** START **
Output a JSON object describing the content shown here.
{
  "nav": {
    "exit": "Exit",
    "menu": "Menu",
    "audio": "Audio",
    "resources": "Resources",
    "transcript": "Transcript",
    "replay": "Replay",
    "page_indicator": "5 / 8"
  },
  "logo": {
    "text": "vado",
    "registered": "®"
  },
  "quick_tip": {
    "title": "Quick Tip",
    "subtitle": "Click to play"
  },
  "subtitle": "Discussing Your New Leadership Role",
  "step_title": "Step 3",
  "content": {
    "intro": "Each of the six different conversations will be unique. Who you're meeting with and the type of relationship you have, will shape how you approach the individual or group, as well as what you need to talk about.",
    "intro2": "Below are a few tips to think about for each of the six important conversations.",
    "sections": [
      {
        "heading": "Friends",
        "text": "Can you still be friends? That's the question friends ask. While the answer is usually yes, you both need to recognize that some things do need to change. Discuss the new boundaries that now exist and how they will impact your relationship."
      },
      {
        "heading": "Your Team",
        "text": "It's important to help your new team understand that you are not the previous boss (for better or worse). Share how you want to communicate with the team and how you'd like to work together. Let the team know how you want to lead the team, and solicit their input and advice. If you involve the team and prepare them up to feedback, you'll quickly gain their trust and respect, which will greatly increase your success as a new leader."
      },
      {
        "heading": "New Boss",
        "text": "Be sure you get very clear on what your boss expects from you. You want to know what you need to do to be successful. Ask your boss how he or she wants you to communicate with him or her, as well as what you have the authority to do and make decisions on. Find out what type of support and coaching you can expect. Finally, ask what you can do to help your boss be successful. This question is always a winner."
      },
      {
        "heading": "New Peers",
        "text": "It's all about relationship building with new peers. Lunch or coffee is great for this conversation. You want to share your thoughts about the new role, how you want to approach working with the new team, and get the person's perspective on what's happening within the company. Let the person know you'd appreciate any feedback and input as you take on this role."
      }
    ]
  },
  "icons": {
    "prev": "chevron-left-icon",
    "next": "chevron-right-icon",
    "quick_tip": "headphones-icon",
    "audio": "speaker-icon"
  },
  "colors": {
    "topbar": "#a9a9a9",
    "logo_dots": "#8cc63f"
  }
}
** END **
### Given instruction
Scan the listing above for the word "chevron" and show each line where it is found.

### Result of this task
    "prev": "chevron-left-icon",
    "next": "chevron-right-icon",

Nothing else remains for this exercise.